* **Items from a data source**
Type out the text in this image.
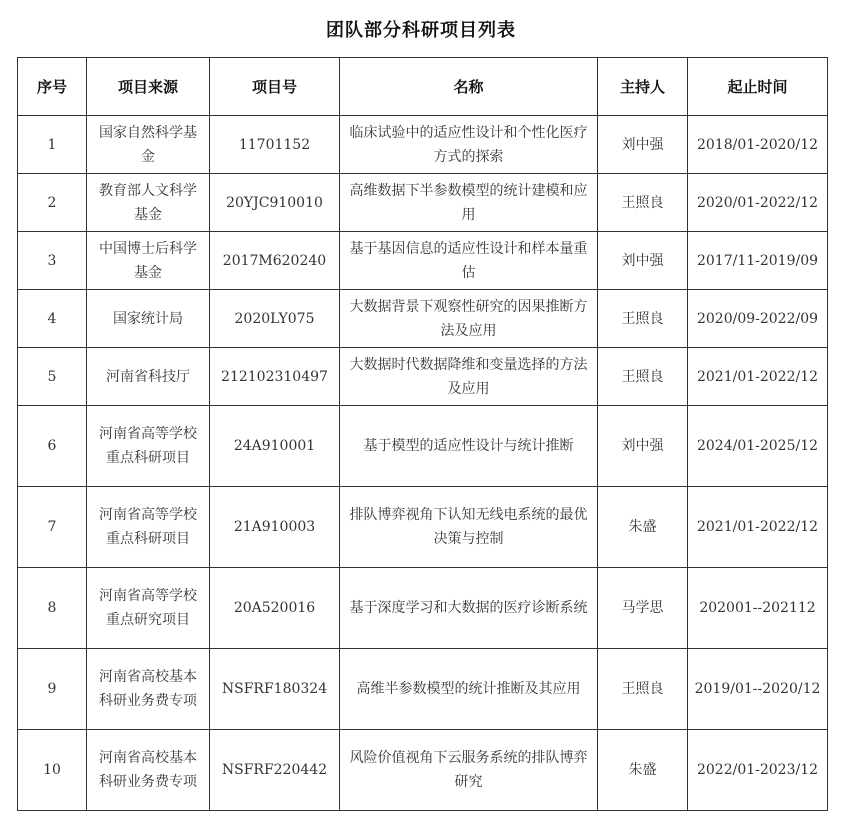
团队部分科研项目列表
序号	项目来源	项目号	名称	主持人	起止时间
1	国家自然科学基金	11701152	临床试验中的适应性设计和个性化医疗方式的探索	刘中强	2018/01-2020/12
2	教育部人文科学基金	20YJC910010	高维数据下半参数模型的统计建模和应用	王照良	2020/01-2022/12
3	中国博士后科学基金	2017M620240	基于基因信息的适应性设计和样本量重估	刘中强	2017/11-2019/09
4	国家统计局	2020LY075	大数据背景下观察性研究的因果推断方法及应用	王照良	2020/09-2022/09
5	河南省科技厅	212102310497	大数据时代数据降维和变量选择的方法及应用	王照良	2021/01-2022/12
6	河南省高等学校重点科研项目	24A910001	基于模型的适应性设计与统计推断	刘中强	2024/01-2025/12
7	河南省高等学校重点科研项目	21A910003	排队博弈视角下认知无线电系统的最优决策与控制	朱盛	2021/01-2022/12
8	河南省高等学校重点研究项目	20A520016	基于深度学习和大数据的医疗诊断系统	马学思	202001--202112
9	河南省高校基本科研业务费专项	NSFRF180324	高维半参数模型的统计推断及其应用	王照良	2019/01--2020/12
10	河南省高校基本科研业务费专项	NSFRF220442	风险价值视角下云服务系统的排队博弈研究	朱盛	2022/01-2023/12
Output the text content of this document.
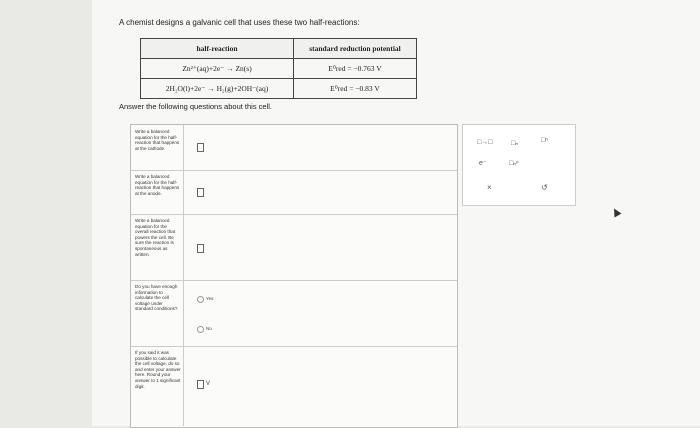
A chemist designs a galvanic cell that uses these two half-reactions:
half-reaction	standard reduction potential
Zn²⁺(aq)+2e⁻ → Zn(s)	E⁰red = −0.763 V
2H₂O(l)+2e⁻ → H₂(g)+2OH⁻(aq)	E⁰red = −0.83 V
Answer the following questions about this cell.
Write a balanced equation for the half-reaction that happens at the cathode.
Write a balanced equation for the half-reaction that happens at the anode.
Write a balanced equation for the overall reaction that powers the cell. Be sure the reaction is spontaneous as written.
Do you have enough information to calculate the cell voltage under standard conditions?
Yes
No
If you said it was possible to calculate the cell voltage, do so and enter your answer here. Round your answer to 1 significant digit.	V
□→□	□ₙ	□ⁿ
e⁻	□ₙⁿ
×	↺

* **PROBLEM REQUIREMENTS**
Every line from the one containing "Output the text content of this document." through the end of the entries above, both included, should be extracted exactly, with pictures left out.

* **THE REPLY**
Output the text content of this document.
A chemist designs a galvanic cell that uses these two half-reactions:
half-reaction	standard reduction potential
Zn²⁺(aq)+2e⁻ → Zn(s)	E⁰red = −0.763 V
2H₂O(l)+2e⁻ → H₂(g)+2OH⁻(aq)	E⁰red = −0.83 V
Answer the following questions about this cell.
Write a balanced equation for the half-reaction that happens at the cathode.
Write a balanced equation for the half-reaction that happens at the anode.
Write a balanced equation for the overall reaction that powers the cell. Be sure the reaction is spontaneous as written.
Do you have enough information to calculate the cell voltage under standard conditions?
Yes
No
If you said it was possible to calculate the cell voltage, do so and enter your answer here. Round your answer to 1 significant digit.	V
□→□	□ₙ	□ⁿ
e⁻	□ₙⁿ
×	↺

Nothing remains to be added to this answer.